Problem to solve: Collect the lines of the entries where "study" shows up.

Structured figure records
◆ ◆ ◆ ◆ ◆

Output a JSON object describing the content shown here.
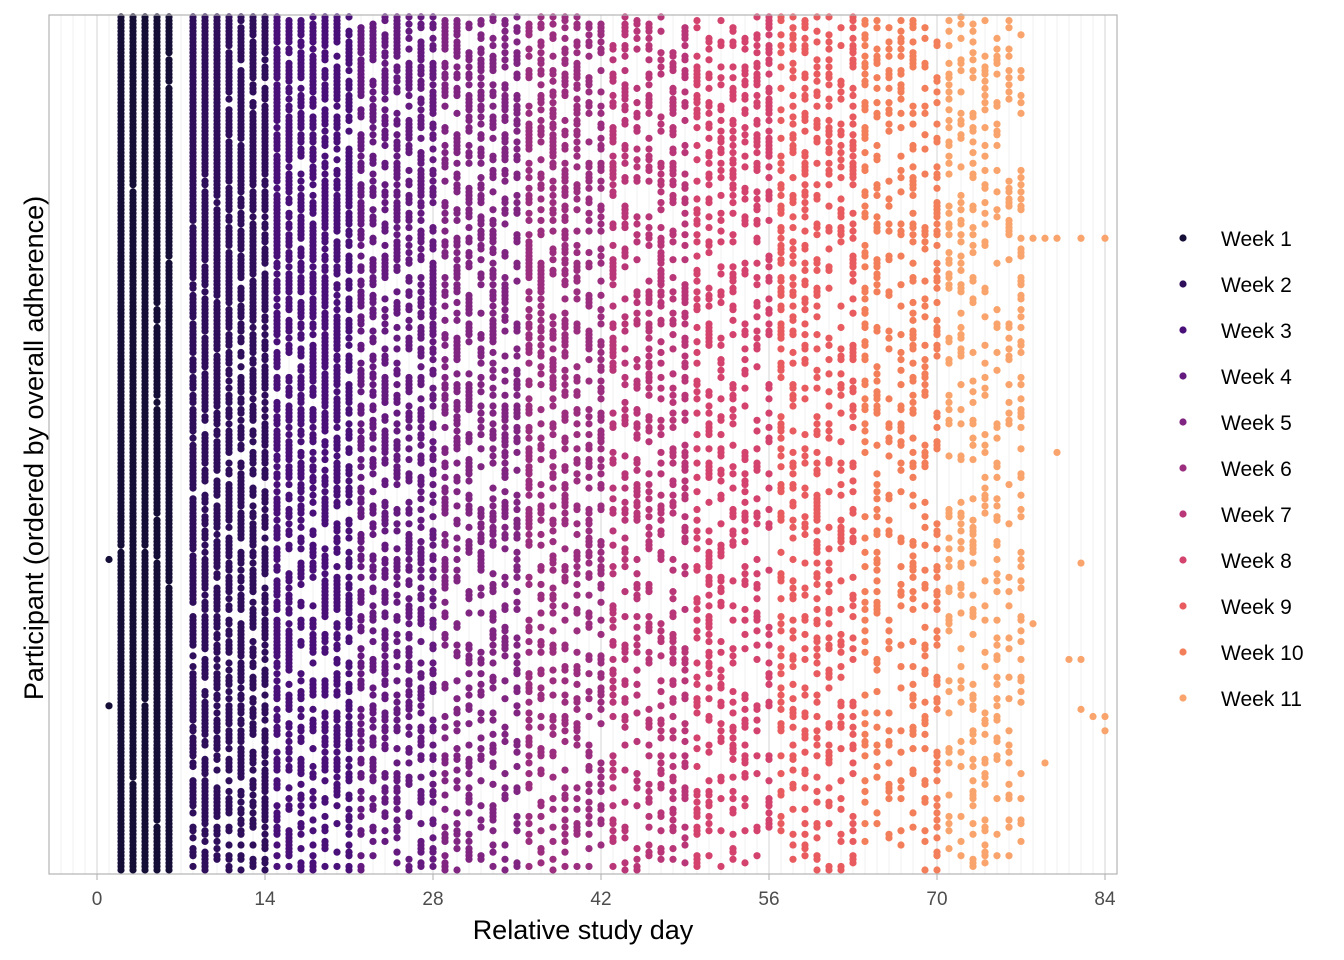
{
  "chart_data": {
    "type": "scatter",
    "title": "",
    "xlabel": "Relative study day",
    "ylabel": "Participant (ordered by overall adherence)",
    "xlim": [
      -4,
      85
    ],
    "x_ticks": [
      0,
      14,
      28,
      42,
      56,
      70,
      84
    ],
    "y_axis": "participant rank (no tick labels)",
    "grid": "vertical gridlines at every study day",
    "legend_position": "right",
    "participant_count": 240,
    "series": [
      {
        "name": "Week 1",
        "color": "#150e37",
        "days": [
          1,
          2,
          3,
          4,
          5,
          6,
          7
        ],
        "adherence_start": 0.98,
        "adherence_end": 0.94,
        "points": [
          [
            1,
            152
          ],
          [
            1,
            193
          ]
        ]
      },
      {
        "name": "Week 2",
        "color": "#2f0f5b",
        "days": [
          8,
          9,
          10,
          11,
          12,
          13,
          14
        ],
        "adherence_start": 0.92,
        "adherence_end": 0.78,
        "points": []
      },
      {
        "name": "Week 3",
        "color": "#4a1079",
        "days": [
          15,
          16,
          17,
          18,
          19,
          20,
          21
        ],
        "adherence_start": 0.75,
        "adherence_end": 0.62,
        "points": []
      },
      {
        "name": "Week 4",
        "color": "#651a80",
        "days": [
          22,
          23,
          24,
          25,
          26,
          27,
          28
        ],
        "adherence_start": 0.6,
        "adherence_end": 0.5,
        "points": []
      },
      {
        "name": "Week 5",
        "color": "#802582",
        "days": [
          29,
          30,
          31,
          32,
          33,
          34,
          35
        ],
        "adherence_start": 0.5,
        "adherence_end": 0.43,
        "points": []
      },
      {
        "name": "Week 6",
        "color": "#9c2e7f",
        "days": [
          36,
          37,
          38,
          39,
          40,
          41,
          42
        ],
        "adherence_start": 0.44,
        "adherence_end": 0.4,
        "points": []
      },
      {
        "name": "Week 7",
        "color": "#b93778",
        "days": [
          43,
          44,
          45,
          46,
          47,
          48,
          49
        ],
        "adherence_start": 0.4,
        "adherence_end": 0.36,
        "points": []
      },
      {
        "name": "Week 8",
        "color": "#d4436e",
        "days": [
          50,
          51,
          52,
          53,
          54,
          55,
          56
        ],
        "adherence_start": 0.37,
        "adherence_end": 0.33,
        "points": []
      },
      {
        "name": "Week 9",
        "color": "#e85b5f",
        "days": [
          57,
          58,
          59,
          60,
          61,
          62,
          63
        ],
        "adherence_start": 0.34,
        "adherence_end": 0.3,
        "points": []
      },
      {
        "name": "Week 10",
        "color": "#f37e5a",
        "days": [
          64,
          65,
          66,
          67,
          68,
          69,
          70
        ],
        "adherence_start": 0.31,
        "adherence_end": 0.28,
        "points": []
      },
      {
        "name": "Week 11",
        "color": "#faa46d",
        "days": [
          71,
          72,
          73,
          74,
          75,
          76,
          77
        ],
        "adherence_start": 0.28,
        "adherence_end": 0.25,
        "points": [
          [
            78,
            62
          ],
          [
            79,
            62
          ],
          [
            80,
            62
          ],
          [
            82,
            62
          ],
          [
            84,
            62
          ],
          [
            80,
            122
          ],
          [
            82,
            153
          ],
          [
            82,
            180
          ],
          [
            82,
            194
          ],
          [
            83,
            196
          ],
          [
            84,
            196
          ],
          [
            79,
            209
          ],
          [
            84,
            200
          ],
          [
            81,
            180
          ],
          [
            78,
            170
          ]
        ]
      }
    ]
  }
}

◆ ◆ ◆ ◆ ◆

Task response:
    "xlabel": "Relative study day",
    "grid": "vertical gridlines at every study day",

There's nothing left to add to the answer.